Exercise task
Repeat every entry in the listing below, exactly.

::::::::::

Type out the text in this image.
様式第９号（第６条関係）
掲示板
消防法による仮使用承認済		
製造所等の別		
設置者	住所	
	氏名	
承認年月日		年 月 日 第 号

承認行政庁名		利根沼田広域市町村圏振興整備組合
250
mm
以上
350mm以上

::::::::::

Exercise response
Type out the text in this image.
様式第９号（第６条関係）
掲示板
消防法による仮使用承認済		
製造所等の別		
設置者	住所	
	氏名	
承認年月日		年 月 日 第 号

承認行政庁名		利根沼田広域市町村圏振興整備組合
250
mm
以上
350mm以上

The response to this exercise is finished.